Reading down the listing below, count the lines where the word "columns" shows up, then give only that count.

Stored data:
+++

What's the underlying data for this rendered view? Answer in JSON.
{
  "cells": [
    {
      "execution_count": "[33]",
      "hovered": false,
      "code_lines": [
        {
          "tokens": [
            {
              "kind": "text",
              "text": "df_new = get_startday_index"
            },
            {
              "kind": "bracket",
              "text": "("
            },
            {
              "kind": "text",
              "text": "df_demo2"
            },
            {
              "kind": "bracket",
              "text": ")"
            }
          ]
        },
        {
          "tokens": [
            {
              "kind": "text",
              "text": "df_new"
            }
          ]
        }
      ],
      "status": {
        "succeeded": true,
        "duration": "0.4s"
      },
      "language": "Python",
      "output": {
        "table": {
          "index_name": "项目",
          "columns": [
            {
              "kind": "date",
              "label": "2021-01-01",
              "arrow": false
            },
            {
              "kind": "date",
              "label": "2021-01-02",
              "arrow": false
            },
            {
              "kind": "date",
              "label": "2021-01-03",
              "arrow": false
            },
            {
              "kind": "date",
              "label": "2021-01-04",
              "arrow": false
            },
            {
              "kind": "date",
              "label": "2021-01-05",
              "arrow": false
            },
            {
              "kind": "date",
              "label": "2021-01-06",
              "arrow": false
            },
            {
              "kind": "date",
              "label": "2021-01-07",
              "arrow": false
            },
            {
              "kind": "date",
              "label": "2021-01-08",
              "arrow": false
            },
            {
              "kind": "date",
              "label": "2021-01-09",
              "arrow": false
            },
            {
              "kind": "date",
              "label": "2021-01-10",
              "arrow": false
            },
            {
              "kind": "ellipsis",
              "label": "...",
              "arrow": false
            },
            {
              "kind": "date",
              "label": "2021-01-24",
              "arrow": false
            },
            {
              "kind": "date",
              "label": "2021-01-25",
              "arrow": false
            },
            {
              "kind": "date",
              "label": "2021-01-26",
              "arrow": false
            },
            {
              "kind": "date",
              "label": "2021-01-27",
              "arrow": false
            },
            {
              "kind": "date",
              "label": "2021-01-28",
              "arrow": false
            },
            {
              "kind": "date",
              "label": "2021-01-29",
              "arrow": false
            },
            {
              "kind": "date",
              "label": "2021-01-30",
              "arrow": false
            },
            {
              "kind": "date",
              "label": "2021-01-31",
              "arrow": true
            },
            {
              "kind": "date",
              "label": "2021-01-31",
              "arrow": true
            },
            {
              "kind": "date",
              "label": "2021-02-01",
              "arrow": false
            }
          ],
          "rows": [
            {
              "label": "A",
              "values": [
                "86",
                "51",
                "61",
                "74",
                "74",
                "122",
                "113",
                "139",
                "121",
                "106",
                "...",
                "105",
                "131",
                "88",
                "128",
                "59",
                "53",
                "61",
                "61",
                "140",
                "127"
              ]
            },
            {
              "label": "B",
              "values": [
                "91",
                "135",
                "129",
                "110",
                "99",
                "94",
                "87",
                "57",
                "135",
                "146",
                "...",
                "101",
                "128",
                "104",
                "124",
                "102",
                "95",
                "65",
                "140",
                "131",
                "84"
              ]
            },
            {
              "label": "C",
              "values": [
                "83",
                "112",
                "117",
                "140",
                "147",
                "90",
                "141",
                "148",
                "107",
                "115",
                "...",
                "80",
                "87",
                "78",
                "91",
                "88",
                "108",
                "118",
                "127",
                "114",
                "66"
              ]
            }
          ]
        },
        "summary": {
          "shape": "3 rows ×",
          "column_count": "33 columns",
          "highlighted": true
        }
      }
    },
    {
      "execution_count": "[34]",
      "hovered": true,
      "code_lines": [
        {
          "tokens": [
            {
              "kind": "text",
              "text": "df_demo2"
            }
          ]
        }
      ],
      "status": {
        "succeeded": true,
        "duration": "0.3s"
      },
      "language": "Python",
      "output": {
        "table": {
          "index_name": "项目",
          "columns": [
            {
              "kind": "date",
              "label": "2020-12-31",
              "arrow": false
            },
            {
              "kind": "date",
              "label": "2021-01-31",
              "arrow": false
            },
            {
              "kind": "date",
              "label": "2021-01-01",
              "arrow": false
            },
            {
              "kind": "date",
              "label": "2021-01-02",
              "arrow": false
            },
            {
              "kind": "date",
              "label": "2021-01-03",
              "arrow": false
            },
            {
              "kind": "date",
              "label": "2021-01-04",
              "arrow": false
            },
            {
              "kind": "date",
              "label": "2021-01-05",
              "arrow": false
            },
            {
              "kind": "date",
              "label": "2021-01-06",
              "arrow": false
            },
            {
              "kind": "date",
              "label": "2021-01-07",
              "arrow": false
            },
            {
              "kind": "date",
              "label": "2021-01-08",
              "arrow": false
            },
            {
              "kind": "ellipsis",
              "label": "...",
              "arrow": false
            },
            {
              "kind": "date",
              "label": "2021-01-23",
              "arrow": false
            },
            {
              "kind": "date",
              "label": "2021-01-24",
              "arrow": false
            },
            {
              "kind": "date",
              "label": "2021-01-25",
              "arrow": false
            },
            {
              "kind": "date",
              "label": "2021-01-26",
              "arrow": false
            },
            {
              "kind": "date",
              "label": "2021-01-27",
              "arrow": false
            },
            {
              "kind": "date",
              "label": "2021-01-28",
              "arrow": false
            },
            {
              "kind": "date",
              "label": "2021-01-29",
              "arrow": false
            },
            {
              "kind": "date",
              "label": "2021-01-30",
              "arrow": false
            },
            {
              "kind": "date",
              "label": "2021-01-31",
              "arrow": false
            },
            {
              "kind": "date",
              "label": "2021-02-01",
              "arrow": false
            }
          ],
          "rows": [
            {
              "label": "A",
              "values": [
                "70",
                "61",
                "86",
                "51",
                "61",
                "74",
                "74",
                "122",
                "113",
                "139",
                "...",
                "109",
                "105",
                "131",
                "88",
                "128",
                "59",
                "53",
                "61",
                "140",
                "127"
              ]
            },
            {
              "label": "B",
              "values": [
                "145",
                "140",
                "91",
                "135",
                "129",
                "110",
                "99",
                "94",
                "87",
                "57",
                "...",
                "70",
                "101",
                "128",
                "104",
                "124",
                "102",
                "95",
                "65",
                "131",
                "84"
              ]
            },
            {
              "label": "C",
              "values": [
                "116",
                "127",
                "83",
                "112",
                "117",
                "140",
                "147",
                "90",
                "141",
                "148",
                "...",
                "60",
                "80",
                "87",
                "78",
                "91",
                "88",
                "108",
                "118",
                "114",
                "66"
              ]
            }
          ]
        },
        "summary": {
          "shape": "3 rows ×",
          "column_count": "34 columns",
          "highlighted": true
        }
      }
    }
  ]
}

+++

| Task output |
4